> [Exercise task]
Look for "εσόδων" in each line of the entries, and return the matching lines.

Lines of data
▽

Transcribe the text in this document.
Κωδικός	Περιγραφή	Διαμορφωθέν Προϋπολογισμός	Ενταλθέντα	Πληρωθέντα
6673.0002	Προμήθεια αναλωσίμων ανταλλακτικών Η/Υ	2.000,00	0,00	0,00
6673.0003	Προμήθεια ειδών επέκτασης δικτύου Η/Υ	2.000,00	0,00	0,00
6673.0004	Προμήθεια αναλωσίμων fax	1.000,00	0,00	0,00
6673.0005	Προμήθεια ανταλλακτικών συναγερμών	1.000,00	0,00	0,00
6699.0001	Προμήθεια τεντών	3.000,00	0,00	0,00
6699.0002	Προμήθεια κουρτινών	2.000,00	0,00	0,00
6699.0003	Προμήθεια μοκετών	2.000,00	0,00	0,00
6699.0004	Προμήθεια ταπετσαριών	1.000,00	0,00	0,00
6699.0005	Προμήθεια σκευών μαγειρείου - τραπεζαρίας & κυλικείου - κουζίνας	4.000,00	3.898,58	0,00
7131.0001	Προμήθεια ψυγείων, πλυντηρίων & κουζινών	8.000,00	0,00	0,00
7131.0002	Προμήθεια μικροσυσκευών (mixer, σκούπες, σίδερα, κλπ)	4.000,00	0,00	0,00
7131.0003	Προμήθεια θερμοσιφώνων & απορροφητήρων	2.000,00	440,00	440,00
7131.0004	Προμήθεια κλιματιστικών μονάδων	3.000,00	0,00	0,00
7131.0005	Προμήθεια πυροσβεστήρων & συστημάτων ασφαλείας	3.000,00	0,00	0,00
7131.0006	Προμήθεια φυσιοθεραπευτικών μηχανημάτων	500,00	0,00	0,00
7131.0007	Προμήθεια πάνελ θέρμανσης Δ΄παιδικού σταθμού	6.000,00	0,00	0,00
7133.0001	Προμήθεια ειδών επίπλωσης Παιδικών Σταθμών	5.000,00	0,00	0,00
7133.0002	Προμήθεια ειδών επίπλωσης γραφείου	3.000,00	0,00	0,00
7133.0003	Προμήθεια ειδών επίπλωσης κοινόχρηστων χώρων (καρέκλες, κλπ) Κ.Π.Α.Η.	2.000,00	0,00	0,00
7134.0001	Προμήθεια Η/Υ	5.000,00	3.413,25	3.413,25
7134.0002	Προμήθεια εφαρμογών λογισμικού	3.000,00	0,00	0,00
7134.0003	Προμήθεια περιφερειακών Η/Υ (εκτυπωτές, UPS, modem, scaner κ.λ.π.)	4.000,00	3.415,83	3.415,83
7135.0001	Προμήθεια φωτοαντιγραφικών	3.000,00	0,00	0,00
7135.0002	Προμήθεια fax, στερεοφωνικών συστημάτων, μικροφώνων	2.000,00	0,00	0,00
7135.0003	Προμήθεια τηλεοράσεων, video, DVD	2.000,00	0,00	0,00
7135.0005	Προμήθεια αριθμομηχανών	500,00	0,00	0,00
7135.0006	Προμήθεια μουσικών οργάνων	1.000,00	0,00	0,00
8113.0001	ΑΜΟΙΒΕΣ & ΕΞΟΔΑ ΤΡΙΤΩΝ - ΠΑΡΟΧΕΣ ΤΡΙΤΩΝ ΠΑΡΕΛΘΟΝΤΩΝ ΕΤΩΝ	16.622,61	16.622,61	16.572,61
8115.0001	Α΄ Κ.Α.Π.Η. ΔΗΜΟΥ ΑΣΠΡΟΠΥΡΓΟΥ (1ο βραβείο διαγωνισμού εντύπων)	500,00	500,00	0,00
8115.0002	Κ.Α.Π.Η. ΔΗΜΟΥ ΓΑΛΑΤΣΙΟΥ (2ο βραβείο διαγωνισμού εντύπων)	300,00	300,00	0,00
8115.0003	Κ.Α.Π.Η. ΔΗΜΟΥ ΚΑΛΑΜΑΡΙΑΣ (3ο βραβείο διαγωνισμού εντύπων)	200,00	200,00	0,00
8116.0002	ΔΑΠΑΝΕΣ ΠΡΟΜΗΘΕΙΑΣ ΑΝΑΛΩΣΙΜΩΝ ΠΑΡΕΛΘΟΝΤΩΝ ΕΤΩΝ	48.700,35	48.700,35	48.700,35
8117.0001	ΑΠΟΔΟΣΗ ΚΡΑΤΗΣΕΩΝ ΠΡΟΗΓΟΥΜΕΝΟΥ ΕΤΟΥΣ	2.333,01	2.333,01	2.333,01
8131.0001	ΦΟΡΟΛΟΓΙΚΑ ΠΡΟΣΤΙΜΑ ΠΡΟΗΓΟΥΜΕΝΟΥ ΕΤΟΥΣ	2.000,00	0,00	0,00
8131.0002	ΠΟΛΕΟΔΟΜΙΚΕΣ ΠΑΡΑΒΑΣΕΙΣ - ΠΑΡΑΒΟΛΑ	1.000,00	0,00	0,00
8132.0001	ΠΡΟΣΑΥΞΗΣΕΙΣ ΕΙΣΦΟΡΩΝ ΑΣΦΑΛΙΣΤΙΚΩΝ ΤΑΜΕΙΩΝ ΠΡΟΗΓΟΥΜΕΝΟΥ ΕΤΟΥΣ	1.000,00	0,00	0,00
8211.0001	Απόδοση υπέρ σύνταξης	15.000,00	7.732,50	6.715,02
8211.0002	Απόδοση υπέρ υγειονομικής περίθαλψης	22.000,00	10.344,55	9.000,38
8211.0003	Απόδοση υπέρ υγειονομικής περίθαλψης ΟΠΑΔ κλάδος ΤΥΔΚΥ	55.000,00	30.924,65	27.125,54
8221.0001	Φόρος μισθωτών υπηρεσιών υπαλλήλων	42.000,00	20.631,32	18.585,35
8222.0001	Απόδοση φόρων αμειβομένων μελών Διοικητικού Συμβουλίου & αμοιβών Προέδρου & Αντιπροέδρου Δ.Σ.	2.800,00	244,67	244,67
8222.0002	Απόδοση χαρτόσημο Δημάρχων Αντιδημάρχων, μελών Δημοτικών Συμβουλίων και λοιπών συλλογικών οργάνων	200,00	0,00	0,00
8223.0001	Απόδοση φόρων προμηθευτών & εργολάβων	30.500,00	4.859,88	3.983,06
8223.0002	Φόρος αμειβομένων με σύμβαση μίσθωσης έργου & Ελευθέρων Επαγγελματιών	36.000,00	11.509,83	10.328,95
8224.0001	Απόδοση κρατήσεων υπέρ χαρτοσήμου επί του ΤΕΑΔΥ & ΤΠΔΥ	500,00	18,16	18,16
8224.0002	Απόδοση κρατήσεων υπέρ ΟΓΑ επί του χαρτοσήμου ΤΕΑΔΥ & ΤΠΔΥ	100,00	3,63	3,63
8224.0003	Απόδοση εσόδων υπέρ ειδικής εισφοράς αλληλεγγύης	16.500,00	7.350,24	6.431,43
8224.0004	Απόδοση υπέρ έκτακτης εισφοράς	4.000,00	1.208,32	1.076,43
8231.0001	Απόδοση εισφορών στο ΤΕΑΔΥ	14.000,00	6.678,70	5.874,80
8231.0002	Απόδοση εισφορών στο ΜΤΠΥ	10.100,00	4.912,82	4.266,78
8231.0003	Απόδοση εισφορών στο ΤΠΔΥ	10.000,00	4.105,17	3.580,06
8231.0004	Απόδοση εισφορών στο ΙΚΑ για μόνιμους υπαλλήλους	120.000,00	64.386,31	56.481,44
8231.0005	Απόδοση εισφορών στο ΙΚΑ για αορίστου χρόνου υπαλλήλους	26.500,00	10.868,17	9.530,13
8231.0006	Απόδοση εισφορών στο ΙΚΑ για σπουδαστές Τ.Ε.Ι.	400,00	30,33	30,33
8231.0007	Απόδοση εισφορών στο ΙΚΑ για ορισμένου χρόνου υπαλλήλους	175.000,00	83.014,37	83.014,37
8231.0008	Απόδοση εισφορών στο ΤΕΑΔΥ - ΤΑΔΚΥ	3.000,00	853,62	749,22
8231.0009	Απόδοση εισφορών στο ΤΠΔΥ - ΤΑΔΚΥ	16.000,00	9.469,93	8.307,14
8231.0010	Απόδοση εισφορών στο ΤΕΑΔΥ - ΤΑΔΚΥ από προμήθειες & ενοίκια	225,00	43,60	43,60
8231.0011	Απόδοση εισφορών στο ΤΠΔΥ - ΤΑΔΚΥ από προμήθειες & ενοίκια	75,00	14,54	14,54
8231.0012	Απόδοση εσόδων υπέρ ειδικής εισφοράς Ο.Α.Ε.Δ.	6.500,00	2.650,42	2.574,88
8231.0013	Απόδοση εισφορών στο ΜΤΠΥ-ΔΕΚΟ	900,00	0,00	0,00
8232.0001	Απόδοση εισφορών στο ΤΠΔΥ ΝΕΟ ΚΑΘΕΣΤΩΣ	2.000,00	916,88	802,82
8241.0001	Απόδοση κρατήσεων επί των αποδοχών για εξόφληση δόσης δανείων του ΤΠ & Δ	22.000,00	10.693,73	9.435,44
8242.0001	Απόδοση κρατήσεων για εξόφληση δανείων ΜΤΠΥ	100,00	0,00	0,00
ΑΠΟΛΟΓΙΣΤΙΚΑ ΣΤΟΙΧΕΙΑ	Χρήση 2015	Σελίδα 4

△

> [The output]
8224.0003	Απόδοση εσόδων υπέρ ειδικής εισφοράς αλληλεγγύης	16.500,00	7.350,24	6.431,43
8231.0012	Απόδοση εσόδων υπέρ ειδικής εισφοράς Ο.Α.Ε.Δ.	6.500,00	2.650,42	2.574,88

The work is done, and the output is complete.